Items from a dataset
---
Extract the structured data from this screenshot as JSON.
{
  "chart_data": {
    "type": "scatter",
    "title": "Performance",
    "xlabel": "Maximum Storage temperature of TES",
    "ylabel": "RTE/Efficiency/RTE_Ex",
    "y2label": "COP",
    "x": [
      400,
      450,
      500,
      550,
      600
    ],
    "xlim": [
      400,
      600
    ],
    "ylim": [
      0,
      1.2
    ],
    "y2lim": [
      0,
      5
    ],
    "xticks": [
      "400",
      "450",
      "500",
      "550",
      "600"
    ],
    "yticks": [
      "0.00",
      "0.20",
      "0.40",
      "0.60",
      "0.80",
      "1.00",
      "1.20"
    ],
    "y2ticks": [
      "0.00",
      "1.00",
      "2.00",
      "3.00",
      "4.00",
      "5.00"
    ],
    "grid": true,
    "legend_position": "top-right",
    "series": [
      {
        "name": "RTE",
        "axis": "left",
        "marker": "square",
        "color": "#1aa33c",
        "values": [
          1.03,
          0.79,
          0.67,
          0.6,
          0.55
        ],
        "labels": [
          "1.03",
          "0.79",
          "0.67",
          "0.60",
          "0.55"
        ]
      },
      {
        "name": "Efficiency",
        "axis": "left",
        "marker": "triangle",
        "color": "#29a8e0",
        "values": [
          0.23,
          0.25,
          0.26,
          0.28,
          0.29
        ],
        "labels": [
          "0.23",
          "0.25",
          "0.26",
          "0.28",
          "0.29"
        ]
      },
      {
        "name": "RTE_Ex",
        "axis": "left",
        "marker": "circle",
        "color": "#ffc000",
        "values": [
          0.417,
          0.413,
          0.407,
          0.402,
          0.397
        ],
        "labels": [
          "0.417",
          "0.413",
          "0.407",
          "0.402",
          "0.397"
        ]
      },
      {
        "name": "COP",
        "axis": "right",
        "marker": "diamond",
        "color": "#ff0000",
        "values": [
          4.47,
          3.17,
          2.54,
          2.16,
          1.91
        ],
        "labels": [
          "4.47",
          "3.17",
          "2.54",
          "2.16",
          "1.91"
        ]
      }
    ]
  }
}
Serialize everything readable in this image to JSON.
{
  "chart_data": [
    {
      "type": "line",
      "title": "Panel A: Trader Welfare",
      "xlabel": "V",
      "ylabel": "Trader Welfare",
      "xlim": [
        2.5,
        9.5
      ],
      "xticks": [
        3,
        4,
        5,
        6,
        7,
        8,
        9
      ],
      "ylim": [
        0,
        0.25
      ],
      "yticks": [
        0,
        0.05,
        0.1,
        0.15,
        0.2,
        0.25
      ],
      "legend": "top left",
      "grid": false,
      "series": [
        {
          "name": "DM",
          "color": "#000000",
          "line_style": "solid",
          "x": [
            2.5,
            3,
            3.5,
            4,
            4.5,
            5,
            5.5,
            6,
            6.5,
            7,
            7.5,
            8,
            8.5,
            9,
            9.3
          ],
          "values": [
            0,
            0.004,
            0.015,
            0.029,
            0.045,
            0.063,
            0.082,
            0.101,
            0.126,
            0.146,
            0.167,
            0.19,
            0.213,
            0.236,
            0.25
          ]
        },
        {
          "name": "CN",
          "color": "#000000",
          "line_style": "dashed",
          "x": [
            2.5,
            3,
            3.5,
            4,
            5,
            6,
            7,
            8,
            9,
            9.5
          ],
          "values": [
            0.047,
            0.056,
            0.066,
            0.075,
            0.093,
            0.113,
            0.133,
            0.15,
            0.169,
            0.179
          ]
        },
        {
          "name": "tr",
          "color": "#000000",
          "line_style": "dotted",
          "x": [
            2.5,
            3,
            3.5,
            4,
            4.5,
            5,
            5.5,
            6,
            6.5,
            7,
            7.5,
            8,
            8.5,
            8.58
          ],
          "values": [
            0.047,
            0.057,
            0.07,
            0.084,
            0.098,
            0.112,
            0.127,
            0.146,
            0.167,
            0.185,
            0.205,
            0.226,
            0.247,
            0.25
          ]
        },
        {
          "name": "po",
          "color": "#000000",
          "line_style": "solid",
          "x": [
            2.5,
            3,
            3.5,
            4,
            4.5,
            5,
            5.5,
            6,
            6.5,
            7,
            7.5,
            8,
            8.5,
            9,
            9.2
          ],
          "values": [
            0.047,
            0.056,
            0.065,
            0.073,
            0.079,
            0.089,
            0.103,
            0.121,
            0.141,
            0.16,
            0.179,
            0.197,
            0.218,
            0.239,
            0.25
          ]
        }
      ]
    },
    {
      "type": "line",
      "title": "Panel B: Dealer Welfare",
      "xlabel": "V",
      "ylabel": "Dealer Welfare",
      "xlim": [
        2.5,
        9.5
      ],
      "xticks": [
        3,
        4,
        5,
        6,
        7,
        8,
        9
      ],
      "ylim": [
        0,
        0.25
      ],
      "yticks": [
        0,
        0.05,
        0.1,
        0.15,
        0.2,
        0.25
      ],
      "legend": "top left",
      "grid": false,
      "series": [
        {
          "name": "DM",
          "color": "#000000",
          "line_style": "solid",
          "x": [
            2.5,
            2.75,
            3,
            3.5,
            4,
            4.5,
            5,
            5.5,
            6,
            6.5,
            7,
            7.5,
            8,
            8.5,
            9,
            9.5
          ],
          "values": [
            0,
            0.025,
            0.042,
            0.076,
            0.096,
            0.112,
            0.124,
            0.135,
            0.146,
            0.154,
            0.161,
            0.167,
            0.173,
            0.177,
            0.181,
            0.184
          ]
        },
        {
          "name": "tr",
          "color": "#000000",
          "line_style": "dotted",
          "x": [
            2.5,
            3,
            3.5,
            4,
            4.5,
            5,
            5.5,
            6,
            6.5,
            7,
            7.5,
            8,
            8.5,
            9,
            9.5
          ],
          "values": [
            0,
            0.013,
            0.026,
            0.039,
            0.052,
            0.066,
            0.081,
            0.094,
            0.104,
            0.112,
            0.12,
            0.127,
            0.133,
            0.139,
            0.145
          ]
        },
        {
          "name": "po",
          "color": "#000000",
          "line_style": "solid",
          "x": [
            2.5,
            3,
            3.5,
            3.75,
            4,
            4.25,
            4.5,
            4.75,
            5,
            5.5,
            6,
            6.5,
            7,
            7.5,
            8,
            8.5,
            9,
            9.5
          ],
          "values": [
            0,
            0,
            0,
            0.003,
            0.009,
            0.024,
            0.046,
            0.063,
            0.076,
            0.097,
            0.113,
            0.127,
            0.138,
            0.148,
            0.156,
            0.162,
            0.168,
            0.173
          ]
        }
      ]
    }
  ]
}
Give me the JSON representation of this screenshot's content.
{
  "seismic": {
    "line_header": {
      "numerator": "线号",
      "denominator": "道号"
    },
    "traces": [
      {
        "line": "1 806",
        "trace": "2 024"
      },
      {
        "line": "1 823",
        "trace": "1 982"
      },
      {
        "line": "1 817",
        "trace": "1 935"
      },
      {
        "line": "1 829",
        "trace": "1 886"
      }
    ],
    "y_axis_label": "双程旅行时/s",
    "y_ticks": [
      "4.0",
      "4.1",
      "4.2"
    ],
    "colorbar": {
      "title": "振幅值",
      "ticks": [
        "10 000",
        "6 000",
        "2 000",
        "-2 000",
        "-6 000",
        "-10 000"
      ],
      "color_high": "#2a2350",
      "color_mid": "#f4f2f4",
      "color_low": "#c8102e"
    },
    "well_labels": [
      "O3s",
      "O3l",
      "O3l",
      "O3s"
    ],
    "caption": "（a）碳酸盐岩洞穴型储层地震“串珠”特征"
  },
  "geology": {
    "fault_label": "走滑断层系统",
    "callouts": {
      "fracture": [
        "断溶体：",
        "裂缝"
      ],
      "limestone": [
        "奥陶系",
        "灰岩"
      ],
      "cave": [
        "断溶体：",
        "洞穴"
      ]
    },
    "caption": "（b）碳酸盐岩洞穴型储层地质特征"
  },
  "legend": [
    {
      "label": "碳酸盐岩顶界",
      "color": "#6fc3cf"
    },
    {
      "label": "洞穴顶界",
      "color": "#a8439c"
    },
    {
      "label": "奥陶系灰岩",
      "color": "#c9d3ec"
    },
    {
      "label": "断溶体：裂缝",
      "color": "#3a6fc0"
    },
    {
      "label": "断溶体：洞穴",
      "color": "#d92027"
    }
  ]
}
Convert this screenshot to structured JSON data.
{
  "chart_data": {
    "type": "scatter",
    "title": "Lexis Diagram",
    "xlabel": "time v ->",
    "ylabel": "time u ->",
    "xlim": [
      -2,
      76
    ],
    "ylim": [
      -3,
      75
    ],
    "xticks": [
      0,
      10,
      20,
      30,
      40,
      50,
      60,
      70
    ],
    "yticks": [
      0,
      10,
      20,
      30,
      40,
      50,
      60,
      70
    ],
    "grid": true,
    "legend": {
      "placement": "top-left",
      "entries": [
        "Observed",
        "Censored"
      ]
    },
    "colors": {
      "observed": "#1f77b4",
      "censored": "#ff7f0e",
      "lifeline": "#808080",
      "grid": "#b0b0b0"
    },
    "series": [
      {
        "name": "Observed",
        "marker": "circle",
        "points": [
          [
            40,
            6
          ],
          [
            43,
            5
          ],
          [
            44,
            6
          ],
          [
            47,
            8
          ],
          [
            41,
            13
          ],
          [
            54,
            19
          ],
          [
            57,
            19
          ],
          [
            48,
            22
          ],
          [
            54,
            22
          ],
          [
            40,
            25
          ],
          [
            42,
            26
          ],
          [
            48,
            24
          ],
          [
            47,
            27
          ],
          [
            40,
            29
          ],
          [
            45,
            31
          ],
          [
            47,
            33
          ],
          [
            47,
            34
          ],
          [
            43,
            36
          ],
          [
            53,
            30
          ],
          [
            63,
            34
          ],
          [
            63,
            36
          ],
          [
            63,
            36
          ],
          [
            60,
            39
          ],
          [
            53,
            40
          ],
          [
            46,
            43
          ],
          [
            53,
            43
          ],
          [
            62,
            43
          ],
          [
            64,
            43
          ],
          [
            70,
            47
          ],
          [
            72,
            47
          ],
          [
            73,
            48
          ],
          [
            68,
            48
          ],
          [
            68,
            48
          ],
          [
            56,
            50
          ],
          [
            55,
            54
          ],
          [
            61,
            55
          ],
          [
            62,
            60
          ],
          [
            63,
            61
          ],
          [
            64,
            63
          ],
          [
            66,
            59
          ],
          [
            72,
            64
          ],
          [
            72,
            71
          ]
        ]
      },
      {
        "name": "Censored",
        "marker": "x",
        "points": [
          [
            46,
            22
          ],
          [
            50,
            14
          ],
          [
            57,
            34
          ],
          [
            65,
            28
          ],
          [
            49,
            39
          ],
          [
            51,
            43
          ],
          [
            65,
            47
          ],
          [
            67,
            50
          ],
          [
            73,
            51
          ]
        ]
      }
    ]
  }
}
---
→ WHAT YOU SHOULD DO
Pick each line holding the word "xlabel" out of the listing.

→ TASK RESPONSE
    "xlabel": "Maximum Storage temperature of TES",
      "xlabel": "V",
      "xlabel": "V",
    "xlabel": "time v ->",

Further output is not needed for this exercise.